• **Dataset content**
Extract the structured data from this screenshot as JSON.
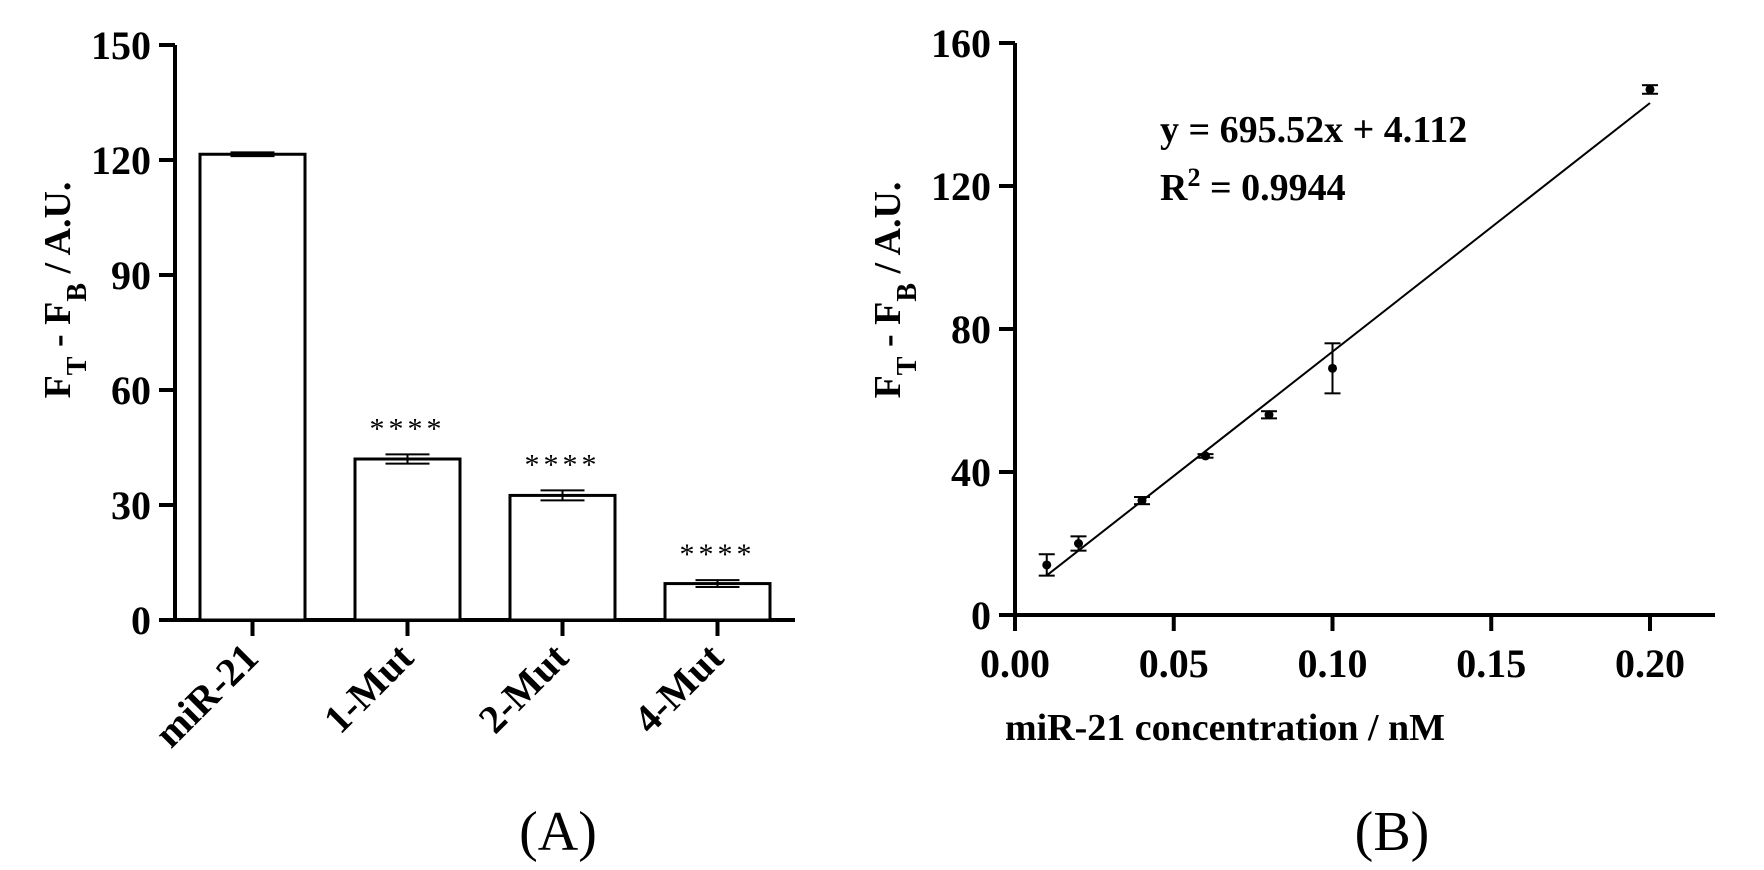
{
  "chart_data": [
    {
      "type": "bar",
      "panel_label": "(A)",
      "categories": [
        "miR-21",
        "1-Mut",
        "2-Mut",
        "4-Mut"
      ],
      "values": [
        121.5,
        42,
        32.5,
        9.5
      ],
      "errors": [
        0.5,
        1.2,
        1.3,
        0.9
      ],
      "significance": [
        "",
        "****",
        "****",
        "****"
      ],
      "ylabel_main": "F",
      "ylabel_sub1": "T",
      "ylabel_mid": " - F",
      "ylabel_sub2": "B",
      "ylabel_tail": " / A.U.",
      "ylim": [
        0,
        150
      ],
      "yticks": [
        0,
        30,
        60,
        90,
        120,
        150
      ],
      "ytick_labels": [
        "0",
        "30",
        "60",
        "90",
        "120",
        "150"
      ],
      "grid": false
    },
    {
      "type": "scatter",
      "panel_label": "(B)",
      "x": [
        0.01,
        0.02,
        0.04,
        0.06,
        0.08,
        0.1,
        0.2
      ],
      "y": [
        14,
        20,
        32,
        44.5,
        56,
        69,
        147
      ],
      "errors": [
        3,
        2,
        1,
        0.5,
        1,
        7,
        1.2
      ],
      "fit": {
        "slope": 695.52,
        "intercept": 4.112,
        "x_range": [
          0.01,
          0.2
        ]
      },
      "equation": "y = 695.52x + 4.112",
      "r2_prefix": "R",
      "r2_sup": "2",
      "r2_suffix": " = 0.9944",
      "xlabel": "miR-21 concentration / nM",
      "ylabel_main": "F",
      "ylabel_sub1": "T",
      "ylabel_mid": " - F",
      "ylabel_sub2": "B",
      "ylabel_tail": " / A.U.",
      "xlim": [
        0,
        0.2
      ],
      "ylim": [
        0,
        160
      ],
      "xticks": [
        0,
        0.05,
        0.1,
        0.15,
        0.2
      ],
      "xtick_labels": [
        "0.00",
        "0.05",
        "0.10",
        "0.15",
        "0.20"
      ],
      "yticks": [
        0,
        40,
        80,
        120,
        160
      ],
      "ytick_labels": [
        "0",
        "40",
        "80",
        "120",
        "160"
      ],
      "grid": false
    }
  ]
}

• **Your task**
Exclude the images, then output the data above word for word.

• **Output**
Extract the structured data from this screenshot as JSON.
{
  "chart_data": [
    {
      "type": "bar",
      "panel_label": "(A)",
      "categories": [
        "miR-21",
        "1-Mut",
        "2-Mut",
        "4-Mut"
      ],
      "values": [
        121.5,
        42,
        32.5,
        9.5
      ],
      "errors": [
        0.5,
        1.2,
        1.3,
        0.9
      ],
      "significance": [
        "",
        "****",
        "****",
        "****"
      ],
      "ylabel_main": "F",
      "ylabel_sub1": "T",
      "ylabel_mid": " - F",
      "ylabel_sub2": "B",
      "ylabel_tail": " / A.U.",
      "ylim": [
        0,
        150
      ],
      "yticks": [
        0,
        30,
        60,
        90,
        120,
        150
      ],
      "ytick_labels": [
        "0",
        "30",
        "60",
        "90",
        "120",
        "150"
      ],
      "grid": false
    },
    {
      "type": "scatter",
      "panel_label": "(B)",
      "x": [
        0.01,
        0.02,
        0.04,
        0.06,
        0.08,
        0.1,
        0.2
      ],
      "y": [
        14,
        20,
        32,
        44.5,
        56,
        69,
        147
      ],
      "errors": [
        3,
        2,
        1,
        0.5,
        1,
        7,
        1.2
      ],
      "fit": {
        "slope": 695.52,
        "intercept": 4.112,
        "x_range": [
          0.01,
          0.2
        ]
      },
      "equation": "y = 695.52x + 4.112",
      "r2_prefix": "R",
      "r2_sup": "2",
      "r2_suffix": " = 0.9944",
      "xlabel": "miR-21 concentration / nM",
      "ylabel_main": "F",
      "ylabel_sub1": "T",
      "ylabel_mid": " - F",
      "ylabel_sub2": "B",
      "ylabel_tail": " / A.U.",
      "xlim": [
        0,
        0.2
      ],
      "ylim": [
        0,
        160
      ],
      "xticks": [
        0,
        0.05,
        0.1,
        0.15,
        0.2
      ],
      "xtick_labels": [
        "0.00",
        "0.05",
        "0.10",
        "0.15",
        "0.20"
      ],
      "yticks": [
        0,
        40,
        80,
        120,
        160
      ],
      "ytick_labels": [
        "0",
        "40",
        "80",
        "120",
        "160"
      ],
      "grid": false
    }
  ]
}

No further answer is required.